> _THE EXERCISE_
Go through the lines below. Copy those with "более".

--- start ---

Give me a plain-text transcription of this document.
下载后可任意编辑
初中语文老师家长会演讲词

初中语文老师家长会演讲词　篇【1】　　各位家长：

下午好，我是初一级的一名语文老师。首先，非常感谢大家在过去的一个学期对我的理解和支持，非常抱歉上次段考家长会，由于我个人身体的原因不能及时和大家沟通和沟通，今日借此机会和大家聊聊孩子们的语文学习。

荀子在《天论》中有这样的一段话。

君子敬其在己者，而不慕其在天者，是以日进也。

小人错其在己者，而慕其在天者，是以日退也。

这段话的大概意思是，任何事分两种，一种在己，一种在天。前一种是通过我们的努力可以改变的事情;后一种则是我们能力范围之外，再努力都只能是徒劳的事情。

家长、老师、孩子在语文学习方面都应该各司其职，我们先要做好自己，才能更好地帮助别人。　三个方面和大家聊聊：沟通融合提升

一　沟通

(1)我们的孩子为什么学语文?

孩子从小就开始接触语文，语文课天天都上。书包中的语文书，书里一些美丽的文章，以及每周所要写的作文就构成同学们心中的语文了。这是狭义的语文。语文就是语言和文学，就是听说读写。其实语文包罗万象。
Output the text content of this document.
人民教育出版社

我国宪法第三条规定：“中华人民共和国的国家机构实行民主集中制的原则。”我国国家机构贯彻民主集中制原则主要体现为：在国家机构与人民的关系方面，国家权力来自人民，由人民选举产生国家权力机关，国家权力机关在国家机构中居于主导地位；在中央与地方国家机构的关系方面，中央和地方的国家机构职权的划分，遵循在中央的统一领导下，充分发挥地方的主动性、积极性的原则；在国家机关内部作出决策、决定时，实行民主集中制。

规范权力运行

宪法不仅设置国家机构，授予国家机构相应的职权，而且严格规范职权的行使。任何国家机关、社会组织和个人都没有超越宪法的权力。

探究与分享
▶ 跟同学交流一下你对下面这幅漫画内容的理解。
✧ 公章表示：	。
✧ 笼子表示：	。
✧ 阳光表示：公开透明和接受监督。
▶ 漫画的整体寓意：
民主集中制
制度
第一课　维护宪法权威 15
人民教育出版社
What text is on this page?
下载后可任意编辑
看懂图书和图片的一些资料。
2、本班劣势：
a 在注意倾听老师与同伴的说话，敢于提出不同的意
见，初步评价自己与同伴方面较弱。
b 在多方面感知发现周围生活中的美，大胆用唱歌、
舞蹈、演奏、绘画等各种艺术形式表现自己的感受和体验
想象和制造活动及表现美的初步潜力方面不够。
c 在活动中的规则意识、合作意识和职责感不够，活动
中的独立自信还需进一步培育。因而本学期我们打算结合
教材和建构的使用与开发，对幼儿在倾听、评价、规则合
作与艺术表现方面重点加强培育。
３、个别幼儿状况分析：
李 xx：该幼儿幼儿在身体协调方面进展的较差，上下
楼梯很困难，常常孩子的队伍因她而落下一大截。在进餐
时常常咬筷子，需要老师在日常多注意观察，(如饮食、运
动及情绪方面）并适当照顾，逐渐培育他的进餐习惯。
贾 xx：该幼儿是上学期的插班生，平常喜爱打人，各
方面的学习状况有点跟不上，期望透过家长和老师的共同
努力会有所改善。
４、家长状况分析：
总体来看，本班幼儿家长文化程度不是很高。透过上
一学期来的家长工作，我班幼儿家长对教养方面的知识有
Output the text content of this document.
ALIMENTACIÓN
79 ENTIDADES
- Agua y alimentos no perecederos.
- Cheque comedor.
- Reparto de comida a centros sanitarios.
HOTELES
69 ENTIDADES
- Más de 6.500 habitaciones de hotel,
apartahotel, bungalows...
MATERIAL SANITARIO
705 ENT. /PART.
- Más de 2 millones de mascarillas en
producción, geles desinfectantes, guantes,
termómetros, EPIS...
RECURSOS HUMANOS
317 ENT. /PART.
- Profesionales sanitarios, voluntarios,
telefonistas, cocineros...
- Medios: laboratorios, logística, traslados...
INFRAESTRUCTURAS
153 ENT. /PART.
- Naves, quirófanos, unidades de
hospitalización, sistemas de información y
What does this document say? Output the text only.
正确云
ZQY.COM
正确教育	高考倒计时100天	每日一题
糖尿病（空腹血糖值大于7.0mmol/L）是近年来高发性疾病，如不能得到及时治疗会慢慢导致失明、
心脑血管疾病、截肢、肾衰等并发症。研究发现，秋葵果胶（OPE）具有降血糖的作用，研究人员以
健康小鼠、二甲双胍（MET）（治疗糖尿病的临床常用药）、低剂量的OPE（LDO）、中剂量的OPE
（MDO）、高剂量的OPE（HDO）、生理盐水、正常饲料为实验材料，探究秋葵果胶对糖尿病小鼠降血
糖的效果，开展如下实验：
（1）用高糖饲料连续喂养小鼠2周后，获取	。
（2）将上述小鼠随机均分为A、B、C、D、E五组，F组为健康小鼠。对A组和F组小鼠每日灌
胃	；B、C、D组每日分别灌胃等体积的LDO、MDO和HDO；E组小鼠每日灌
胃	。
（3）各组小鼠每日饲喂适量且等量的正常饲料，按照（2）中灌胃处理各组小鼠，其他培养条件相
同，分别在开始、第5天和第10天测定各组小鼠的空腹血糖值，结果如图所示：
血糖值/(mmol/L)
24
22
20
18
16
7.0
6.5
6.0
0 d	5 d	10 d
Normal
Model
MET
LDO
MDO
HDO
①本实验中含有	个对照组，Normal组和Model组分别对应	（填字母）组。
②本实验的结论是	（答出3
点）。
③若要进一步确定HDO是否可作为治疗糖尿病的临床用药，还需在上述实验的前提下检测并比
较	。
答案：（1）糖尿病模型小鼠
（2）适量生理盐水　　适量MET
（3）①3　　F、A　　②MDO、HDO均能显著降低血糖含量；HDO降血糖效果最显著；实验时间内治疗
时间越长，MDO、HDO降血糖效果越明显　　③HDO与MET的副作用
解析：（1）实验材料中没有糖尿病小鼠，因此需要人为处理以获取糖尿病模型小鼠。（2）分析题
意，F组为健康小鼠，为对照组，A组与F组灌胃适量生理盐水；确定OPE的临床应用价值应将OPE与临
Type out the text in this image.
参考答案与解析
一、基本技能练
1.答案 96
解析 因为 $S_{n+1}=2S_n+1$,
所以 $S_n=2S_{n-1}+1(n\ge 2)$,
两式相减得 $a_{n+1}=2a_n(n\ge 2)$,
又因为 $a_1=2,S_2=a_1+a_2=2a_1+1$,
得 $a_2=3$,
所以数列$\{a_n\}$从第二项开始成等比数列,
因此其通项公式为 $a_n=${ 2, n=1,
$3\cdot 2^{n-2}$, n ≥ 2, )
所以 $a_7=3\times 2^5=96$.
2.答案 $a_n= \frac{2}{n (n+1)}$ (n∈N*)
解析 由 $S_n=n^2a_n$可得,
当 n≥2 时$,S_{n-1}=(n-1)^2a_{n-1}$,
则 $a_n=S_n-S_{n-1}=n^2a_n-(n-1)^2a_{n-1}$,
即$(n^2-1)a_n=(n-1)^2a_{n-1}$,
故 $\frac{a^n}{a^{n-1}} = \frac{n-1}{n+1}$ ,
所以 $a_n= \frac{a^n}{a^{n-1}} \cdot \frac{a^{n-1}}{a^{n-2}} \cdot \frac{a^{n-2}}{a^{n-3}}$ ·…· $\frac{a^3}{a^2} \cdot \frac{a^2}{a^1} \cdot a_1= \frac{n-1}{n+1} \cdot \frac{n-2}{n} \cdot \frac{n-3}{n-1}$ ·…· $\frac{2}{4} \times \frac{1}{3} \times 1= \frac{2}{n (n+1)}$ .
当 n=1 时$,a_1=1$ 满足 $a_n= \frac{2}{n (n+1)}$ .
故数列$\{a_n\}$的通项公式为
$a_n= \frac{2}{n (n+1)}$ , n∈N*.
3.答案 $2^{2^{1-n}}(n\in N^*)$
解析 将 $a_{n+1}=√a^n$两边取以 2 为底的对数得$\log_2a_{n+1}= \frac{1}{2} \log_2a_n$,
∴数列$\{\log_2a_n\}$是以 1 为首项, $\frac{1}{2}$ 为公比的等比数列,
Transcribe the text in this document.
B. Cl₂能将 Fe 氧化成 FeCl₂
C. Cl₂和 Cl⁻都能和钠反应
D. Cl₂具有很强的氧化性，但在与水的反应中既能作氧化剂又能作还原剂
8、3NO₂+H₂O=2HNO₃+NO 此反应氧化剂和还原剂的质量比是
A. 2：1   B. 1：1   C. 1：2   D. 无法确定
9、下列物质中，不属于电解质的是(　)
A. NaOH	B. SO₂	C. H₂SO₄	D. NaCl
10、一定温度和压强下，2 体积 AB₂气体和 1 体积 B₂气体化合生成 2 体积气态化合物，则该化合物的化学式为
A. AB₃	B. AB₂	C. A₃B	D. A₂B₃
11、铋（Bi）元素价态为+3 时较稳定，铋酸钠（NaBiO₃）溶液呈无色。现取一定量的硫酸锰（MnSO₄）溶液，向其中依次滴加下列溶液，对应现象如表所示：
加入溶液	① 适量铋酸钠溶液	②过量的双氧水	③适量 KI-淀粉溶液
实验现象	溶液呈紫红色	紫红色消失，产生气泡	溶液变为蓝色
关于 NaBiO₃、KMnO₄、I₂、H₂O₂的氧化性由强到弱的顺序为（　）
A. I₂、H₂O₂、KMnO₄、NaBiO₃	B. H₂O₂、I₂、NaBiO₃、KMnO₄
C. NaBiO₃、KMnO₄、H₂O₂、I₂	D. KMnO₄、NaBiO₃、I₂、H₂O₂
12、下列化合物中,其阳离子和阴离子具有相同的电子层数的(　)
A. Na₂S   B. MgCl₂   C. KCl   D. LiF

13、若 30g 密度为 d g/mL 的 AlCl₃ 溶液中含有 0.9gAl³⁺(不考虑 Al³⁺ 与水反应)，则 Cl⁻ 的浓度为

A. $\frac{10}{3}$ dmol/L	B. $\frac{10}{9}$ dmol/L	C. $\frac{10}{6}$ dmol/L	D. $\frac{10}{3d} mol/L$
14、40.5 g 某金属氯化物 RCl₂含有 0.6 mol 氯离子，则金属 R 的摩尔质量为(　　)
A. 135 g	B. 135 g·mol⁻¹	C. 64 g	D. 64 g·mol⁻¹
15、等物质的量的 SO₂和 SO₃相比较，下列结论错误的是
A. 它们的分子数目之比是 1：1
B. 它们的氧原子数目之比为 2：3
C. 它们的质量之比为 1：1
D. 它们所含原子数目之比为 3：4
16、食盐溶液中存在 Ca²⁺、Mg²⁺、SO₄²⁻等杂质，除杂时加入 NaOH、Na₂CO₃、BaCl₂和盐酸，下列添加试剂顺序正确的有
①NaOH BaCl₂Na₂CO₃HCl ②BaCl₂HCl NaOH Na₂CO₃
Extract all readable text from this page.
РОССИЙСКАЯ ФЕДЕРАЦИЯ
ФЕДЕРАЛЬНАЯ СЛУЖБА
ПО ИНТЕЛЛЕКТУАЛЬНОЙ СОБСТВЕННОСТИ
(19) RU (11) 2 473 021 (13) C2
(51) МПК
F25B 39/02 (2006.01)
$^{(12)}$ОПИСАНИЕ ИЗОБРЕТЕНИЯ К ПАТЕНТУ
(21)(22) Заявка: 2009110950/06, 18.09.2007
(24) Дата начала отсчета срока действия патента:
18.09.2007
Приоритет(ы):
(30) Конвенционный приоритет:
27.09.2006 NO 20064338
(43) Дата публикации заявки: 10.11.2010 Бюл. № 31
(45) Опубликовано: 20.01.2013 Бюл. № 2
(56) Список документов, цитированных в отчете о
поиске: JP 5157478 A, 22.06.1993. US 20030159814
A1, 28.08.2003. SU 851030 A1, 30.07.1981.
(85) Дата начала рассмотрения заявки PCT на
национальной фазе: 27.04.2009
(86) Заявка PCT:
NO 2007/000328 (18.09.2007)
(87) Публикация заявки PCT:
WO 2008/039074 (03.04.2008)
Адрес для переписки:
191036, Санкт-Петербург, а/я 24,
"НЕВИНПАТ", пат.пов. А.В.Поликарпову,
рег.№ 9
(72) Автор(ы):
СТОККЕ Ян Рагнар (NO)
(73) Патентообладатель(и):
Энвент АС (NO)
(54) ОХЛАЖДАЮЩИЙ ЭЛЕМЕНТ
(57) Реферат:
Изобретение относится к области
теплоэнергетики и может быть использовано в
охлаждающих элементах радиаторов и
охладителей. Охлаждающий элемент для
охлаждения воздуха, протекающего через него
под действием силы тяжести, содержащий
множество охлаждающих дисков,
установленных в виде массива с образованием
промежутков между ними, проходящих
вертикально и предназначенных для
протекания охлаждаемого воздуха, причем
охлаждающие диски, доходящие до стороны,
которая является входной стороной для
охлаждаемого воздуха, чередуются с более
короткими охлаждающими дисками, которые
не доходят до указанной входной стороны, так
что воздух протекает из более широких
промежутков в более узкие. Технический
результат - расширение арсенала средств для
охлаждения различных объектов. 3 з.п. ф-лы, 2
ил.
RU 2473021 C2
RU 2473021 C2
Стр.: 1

--- end ---

> _ANSWER TO THE TASK_
охлаждаемого воздуха, чередуются с более
что воздух протекает из более широких
промежутков в более узкие. Технический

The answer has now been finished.